# PROBLEM TO SOLVE
Please rewrite the records below, swapping "y-tick-label" for "y-axis-tick" everywhere and keeping everything else the same. Omit the pictures.

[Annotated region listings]

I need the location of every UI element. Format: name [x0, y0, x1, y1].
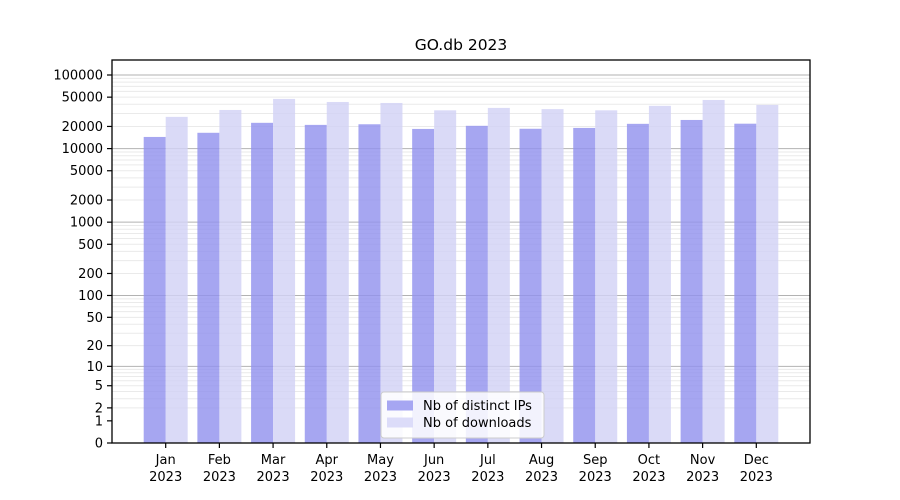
- x-tick-label: Sep 2023: [579, 453, 612, 485]
- bar-distinct-ips-aug: [519, 128, 542, 444]
- y-tick-label: 10000: [62, 142, 103, 157]
- bar-downloads-apr: [326, 101, 349, 444]
- bar-downloads-aug: [541, 109, 564, 444]
- plot-border: [111, 59, 811, 444]
- bar-distinct-ips-jan: [143, 136, 166, 443]
- chart-title: GO.db 2023: [415, 36, 508, 54]
- legend-swatch-distinct-ips: [387, 400, 413, 411]
- y-tick-label: 1: [95, 414, 103, 429]
- bar-distinct-ips-jun: [412, 128, 435, 444]
- bar-distinct-ips-mar: [251, 122, 274, 444]
- bar-downloads-oct: [648, 105, 671, 443]
- bar-downloads-jul: [487, 107, 510, 444]
- legend-label-distinct-ips: Nb of distinct IPs: [423, 399, 532, 414]
- y-tick-label: 0: [95, 437, 103, 452]
- y-tick-label: 2: [95, 401, 103, 416]
- y-tick-label: 1000: [70, 216, 103, 231]
- x-tick-label: Nov 2023: [686, 453, 719, 485]
- y-tick-label: 100000: [53, 69, 103, 84]
- x-tick-label: Jun 2023: [418, 453, 451, 485]
- bar-downloads-may: [380, 102, 403, 443]
- x-tick-label: Apr 2023: [310, 453, 343, 485]
- x-axis: Jan 2023 Feb 2023 Mar 2023 Apr 2023 May 2023 Jun 20…: [149, 443, 773, 485]
- y-tick-label: 5: [95, 379, 103, 394]
- legend-label-downloads: Nb of downloads: [423, 416, 532, 431]
- y-tick-label: 20000: [62, 120, 103, 135]
- bar-downloads-nov: [702, 99, 725, 443]
- x-tick-label: Jul 2023: [471, 453, 504, 485]
- legend: Nb of distinct IPs Nb of downloads: [380, 391, 545, 439]
- y-tick-label: 5000: [70, 164, 103, 179]
- x-tick-label: Feb 2023: [203, 453, 236, 485]
- y-tick-label: 500: [78, 238, 103, 253]
- y-tick-label: 2000: [70, 194, 103, 209]
- bar-distinct-ips-oct: [626, 123, 649, 444]
- y-tick-label: 10: [86, 360, 103, 375]
- legend-box: [380, 391, 545, 439]
- bar-distinct-ips-apr: [304, 124, 327, 443]
- bar-distinct-ips-sep: [573, 127, 596, 443]
- bar-downloads-dec: [756, 104, 779, 443]
- y-tick-label: 100: [78, 289, 103, 304]
- y-axis: 0 12 5 10 20 50 100 200 500 1000 2000 5000 10000 2000…: [53, 69, 112, 452]
- y-tick-label: 50000: [62, 91, 103, 106]
- y-tick-label: 20: [86, 339, 103, 354]
- bar-distinct-ips-may: [358, 124, 381, 443]
- bar-downloads-feb: [219, 109, 242, 443]
- bar-downloads-sep: [595, 110, 618, 444]
- x-tick-label: Aug 2023: [525, 453, 558, 485]
- bar-distinct-ips-feb: [197, 132, 220, 443]
- x-tick-label: May 2023: [364, 453, 397, 485]
- bar-distinct-ips-dec: [734, 123, 757, 443]
- x-tick-label: Mar 2023: [257, 453, 290, 485]
- bar-distinct-ips-jul: [465, 125, 488, 443]
- bar-distinct-ips-nov: [680, 119, 703, 443]
- x-tick-label: Oct 2023: [632, 453, 665, 485]
- legend-swatch-downloads: [387, 417, 413, 428]
- bar-downloads-jun: [434, 110, 457, 444]
- bars: [143, 98, 779, 444]
- x-tick-label: Jan 2023: [149, 453, 182, 485]
- x-tick-label: Dec 2023: [740, 453, 773, 485]
- y-tick-label: 50: [86, 311, 103, 326]
- y-tick-label: 200: [78, 267, 103, 282]
- bar-downloads-jan: [165, 116, 188, 444]
- bar-downloads-mar: [273, 98, 296, 443]
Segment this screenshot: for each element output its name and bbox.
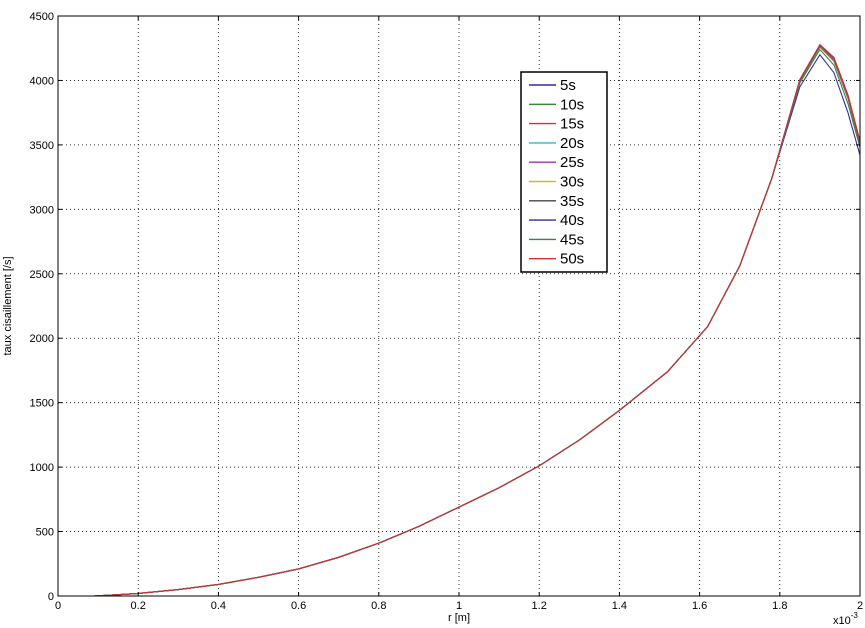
- x-axis-multiplier: x10-3: [833, 611, 858, 627]
- legend-label-40s: 40s: [560, 212, 584, 229]
- y-tick-label: 3000: [30, 204, 54, 216]
- legend-label-50s: 50s: [560, 251, 584, 268]
- legend-label-25s: 25s: [560, 154, 584, 171]
- series-line-50s: [94, 43, 861, 597]
- series-line-45s: [94, 44, 861, 597]
- x-multiplier-exponent: -3: [851, 611, 859, 620]
- y-tick-label: 0: [48, 591, 54, 603]
- series-line-30s: [94, 44, 861, 597]
- series-line-35s: [94, 44, 861, 597]
- x-multiplier-base: x10: [833, 615, 851, 627]
- y-tick-label: 2000: [30, 333, 54, 345]
- y-tick-label: 4000: [30, 75, 54, 87]
- x-tick-label: 1.4: [612, 600, 627, 612]
- legend-label-20s: 20s: [560, 135, 584, 152]
- series-line-15s: [94, 46, 861, 597]
- axis-ticks: 0 0.2 0.4 0.6 0.8 1 1.2 1.4 1.6 1.8 2 0 500 1000 1500 2…: [30, 11, 864, 612]
- y-tick-label: 2500: [30, 269, 54, 281]
- x-tick-label: 0.8: [371, 600, 386, 612]
- series-lines: [94, 43, 861, 597]
- legend-box: [520, 71, 608, 273]
- y-tick-label: 500: [36, 527, 54, 539]
- x-tick-label: 1.6: [692, 600, 707, 612]
- legend-label-30s: 30s: [560, 174, 584, 191]
- legend-label-5s: 5s: [560, 77, 576, 94]
- legend: 5s 10s 15s 20s 25s 30s 35s 40s 45s 50s: [520, 71, 608, 273]
- x-tick-label: 1.8: [772, 600, 787, 612]
- legend-label-15s: 15s: [560, 116, 584, 133]
- x-tick-label: 0.2: [131, 600, 146, 612]
- legend-label-45s: 45s: [560, 231, 584, 248]
- x-tick-label: 0.6: [291, 600, 306, 612]
- x-tick-label: 2: [857, 600, 863, 612]
- y-tick-label: 4500: [30, 11, 54, 23]
- y-tick-label: 1000: [30, 462, 54, 474]
- series-line-20s: [94, 45, 861, 597]
- x-tick-label: 0.4: [211, 600, 226, 612]
- y-tick-label: 3500: [30, 140, 54, 152]
- series-line-40s: [94, 44, 861, 597]
- grid: [58, 16, 860, 596]
- x-axis-label: r [m]: [448, 612, 470, 624]
- series-line-10s: [94, 48, 861, 597]
- series-line-5s: [94, 53, 861, 597]
- x-tick-label: 1: [456, 600, 462, 612]
- x-tick-label: 1.2: [532, 600, 547, 612]
- series-line-25s: [94, 45, 861, 597]
- y-axis-label: taux cisaillement [/s]: [2, 256, 14, 355]
- legend-label-10s: 10s: [560, 96, 584, 113]
- x-tick-label: 0: [55, 600, 61, 612]
- y-tick-label: 1500: [30, 398, 54, 410]
- legend-label-35s: 35s: [560, 193, 584, 210]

# THE RESULT
I need the location of every UI element. Format: name [x0, y0, x1, y1].
- x-tick-label: Sep 2023: [579, 453, 612, 485]
- bar-distinct-ips-aug: [519, 128, 542, 444]
- y-axis-tick: 10000: [62, 142, 103, 157]
- bar-downloads-apr: [326, 101, 349, 444]
- bar-downloads-aug: [541, 109, 564, 444]
- plot-border: [111, 59, 811, 444]
- bar-distinct-ips-jan: [143, 136, 166, 443]
- chart-title: GO.db 2023: [415, 36, 508, 54]
- legend-swatch-distinct-ips: [387, 400, 413, 411]
- y-axis-tick: 1: [95, 414, 103, 429]
- bar-distinct-ips-jun: [412, 128, 435, 444]
- bar-distinct-ips-mar: [251, 122, 274, 444]
- bar-downloads-oct: [648, 105, 671, 443]
- bar-downloads-jul: [487, 107, 510, 444]
- legend-label-distinct-ips: Nb of distinct IPs: [423, 399, 532, 414]
- y-axis-tick: 0: [95, 437, 103, 452]
- y-axis-tick: 2: [95, 401, 103, 416]
- y-axis-tick: 1000: [70, 216, 103, 231]
- x-tick-label: Nov 2023: [686, 453, 719, 485]
- y-axis-tick: 100000: [53, 69, 103, 84]
- x-tick-label: Jun 2023: [418, 453, 451, 485]
- bar-downloads-may: [380, 102, 403, 443]
- x-tick-label: Apr 2023: [310, 453, 343, 485]
- x-axis: Jan 2023 Feb 2023 Mar 2023 Apr 2023 May 2023 Jun 20…: [149, 443, 773, 485]
- y-axis-tick: 5: [95, 379, 103, 394]
- legend-label-downloads: Nb of downloads: [423, 416, 532, 431]
- y-axis-tick: 20000: [62, 120, 103, 135]
- bar-downloads-nov: [702, 99, 725, 443]
- x-tick-label: Jul 2023: [471, 453, 504, 485]
- legend: Nb of distinct IPs Nb of downloads: [380, 391, 545, 439]
- y-axis-tick: 5000: [70, 164, 103, 179]
- x-tick-label: Feb 2023: [203, 453, 236, 485]
- y-axis-tick: 500: [78, 238, 103, 253]
- y-axis-tick: 2000: [70, 194, 103, 209]
- bar-distinct-ips-oct: [626, 123, 649, 444]
- y-axis-tick: 10: [86, 360, 103, 375]
- legend-box: [380, 391, 545, 439]
- bar-distinct-ips-apr: [304, 124, 327, 443]
- bar-distinct-ips-sep: [573, 127, 596, 443]
- bar-downloads-dec: [756, 104, 779, 443]
- y-axis-tick: 100: [78, 289, 103, 304]
- y-axis: 0 12 5 10 20 50 100 200 500 1000 2000 5000 10000 2000…: [53, 69, 112, 452]
- y-axis-tick: 50000: [62, 91, 103, 106]
- y-axis-tick: 20: [86, 339, 103, 354]
- bar-distinct-ips-may: [358, 124, 381, 443]
- bar-downloads-feb: [219, 109, 242, 443]
- bar-downloads-sep: [595, 110, 618, 444]
- x-tick-label: Aug 2023: [525, 453, 558, 485]
- bar-distinct-ips-feb: [197, 132, 220, 443]
- x-tick-label: May 2023: [364, 453, 397, 485]
- bar-distinct-ips-dec: [734, 123, 757, 443]
- x-tick-label: Mar 2023: [257, 453, 290, 485]
- bar-distinct-ips-jul: [465, 125, 488, 443]
- bar-distinct-ips-nov: [680, 119, 703, 443]
- x-tick-label: Oct 2023: [632, 453, 665, 485]
- legend-swatch-downloads: [387, 417, 413, 428]
- bar-downloads-jun: [434, 110, 457, 444]
- bars: [143, 98, 779, 444]
- x-tick-label: Jan 2023: [149, 453, 182, 485]
- x-tick-label: Dec 2023: [740, 453, 773, 485]
- y-axis-tick: 50: [86, 311, 103, 326]
- y-axis-tick: 200: [78, 267, 103, 282]
- bar-downloads-jan: [165, 116, 188, 444]
- bar-downloads-mar: [273, 98, 296, 443]
Segment this screenshot: for each element output its name and bbox.
- x-axis-multiplier: x10-3: [833, 611, 858, 627]
- legend-label-40s: 40s: [560, 212, 584, 229]
- y-axis-tick: 3000: [30, 204, 54, 216]
- legend-label-50s: 50s: [560, 251, 584, 268]
- legend-label-25s: 25s: [560, 154, 584, 171]
- series-line-50s: [94, 43, 861, 597]
- series-line-45s: [94, 44, 861, 597]
- x-multiplier-exponent: -3: [851, 611, 859, 620]
- y-axis-tick: 0: [48, 591, 54, 603]
- series-line-30s: [94, 44, 861, 597]
- series-line-35s: [94, 44, 861, 597]
- x-multiplier-base: x10: [833, 615, 851, 627]
- y-axis-tick: 2000: [30, 333, 54, 345]
- y-axis-tick: 4000: [30, 75, 54, 87]
- x-tick-label: 1.4: [612, 600, 627, 612]
- legend-label-20s: 20s: [560, 135, 584, 152]
- series-line-15s: [94, 46, 861, 597]
- axis-ticks: 0 0.2 0.4 0.6 0.8 1 1.2 1.4 1.6 1.8 2 0 500 1000 1500 2…: [30, 11, 864, 612]
- y-axis-tick: 2500: [30, 269, 54, 281]
- x-tick-label: 0.8: [371, 600, 386, 612]
- series-lines: [94, 43, 861, 597]
- legend-box: [520, 71, 608, 273]
- y-axis-tick: 500: [36, 527, 54, 539]
- x-tick-label: 1.6: [692, 600, 707, 612]
- legend-label-30s: 30s: [560, 174, 584, 191]
- legend-label-5s: 5s: [560, 77, 576, 94]
- legend: 5s 10s 15s 20s 25s 30s 35s 40s 45s 50s: [520, 71, 608, 273]
- x-tick-label: 1.8: [772, 600, 787, 612]
- legend-label-15s: 15s: [560, 116, 584, 133]
- x-tick-label: 0.2: [131, 600, 146, 612]
- legend-label-45s: 45s: [560, 231, 584, 248]
- x-tick-label: 0.6: [291, 600, 306, 612]
- x-tick-label: 2: [857, 600, 863, 612]
- y-axis-tick: 4500: [30, 11, 54, 23]
- y-axis-tick: 1000: [30, 462, 54, 474]
- series-line-20s: [94, 45, 861, 597]
- x-tick-label: 0.4: [211, 600, 226, 612]
- y-axis-tick: 3500: [30, 140, 54, 152]
- series-line-40s: [94, 44, 861, 597]
- grid: [58, 16, 860, 596]
- x-axis-label: r [m]: [448, 612, 470, 624]
- series-line-10s: [94, 48, 861, 597]
- series-line-5s: [94, 53, 861, 597]
- x-tick-label: 1: [456, 600, 462, 612]
- x-tick-label: 1.2: [532, 600, 547, 612]
- series-line-25s: [94, 45, 861, 597]
- y-axis-label: taux cisaillement [/s]: [2, 256, 14, 355]
- legend-label-10s: 10s: [560, 96, 584, 113]
- x-tick-label: 0: [55, 600, 61, 612]
- y-axis-tick: 1500: [30, 398, 54, 410]
- legend-label-35s: 35s: [560, 193, 584, 210]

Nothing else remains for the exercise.